(Layout annotation data)
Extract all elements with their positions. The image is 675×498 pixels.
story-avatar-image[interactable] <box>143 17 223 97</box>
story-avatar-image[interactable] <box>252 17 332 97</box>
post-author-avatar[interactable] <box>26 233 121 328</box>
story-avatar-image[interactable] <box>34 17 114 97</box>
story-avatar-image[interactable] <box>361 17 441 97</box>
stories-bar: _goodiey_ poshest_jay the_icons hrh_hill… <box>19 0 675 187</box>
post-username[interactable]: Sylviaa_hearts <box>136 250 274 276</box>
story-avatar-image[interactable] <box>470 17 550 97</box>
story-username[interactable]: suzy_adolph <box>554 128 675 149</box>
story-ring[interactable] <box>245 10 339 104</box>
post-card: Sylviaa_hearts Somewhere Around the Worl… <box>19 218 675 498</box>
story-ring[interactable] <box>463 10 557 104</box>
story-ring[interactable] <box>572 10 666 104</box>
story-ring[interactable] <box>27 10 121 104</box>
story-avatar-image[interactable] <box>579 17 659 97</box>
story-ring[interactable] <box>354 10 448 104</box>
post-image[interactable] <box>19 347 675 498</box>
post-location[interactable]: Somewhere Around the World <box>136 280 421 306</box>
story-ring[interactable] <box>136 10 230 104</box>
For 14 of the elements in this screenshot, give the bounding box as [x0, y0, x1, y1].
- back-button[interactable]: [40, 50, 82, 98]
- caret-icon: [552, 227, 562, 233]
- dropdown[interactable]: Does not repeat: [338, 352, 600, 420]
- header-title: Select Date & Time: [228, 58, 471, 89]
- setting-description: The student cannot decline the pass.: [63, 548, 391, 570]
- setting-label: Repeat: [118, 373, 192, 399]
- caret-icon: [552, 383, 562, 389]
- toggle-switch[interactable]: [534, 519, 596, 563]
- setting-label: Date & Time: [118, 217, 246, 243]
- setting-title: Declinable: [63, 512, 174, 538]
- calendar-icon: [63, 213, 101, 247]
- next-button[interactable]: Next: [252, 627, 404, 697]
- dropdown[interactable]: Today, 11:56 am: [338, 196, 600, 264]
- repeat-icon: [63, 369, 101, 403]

■ What you need to do: Please reproduce the data above, switching every "story-ring" to "story-border" and leaving everything else unchanged.

■ Answer in full:
Extract all elements with their positions. The image is 675×498 pixels.
story-avatar-image[interactable] <box>143 17 223 97</box>
story-avatar-image[interactable] <box>252 17 332 97</box>
post-author-avatar[interactable] <box>26 233 121 328</box>
story-avatar-image[interactable] <box>34 17 114 97</box>
story-avatar-image[interactable] <box>361 17 441 97</box>
stories-bar: _goodiey_ poshest_jay the_icons hrh_hill… <box>19 0 675 187</box>
post-username[interactable]: Sylviaa_hearts <box>136 250 274 276</box>
story-avatar-image[interactable] <box>470 17 550 97</box>
story-username[interactable]: suzy_adolph <box>554 128 675 149</box>
story-border[interactable] <box>245 10 339 104</box>
post-card: Sylviaa_hearts Somewhere Around the Worl… <box>19 218 675 498</box>
story-border[interactable] <box>463 10 557 104</box>
story-border[interactable] <box>572 10 666 104</box>
story-border[interactable] <box>27 10 121 104</box>
story-avatar-image[interactable] <box>579 17 659 97</box>
story-border[interactable] <box>354 10 448 104</box>
post-image[interactable] <box>19 347 675 498</box>
post-location[interactable]: Somewhere Around the World <box>136 280 421 306</box>
story-border[interactable] <box>136 10 230 104</box>
For 14 of the elements in this screenshot, give the bounding box as [x0, y0, x1, y1].
- back-button[interactable]: [40, 50, 82, 98]
- caret-icon: [552, 227, 562, 233]
- dropdown[interactable]: Does not repeat: [338, 352, 600, 420]
- header-title: Select Date & Time: [228, 58, 471, 89]
- setting-description: The student cannot decline the pass.: [63, 548, 391, 570]
- setting-label: Repeat: [118, 373, 192, 399]
- caret-icon: [552, 383, 562, 389]
- toggle-switch[interactable]: [534, 519, 596, 563]
- setting-label: Date & Time: [118, 217, 246, 243]
- setting-title: Declinable: [63, 512, 174, 538]
- calendar-icon: [63, 213, 101, 247]
- next-button[interactable]: Next: [252, 627, 404, 697]
- dropdown[interactable]: Today, 11:56 am: [338, 196, 600, 264]
- repeat-icon: [63, 369, 101, 403]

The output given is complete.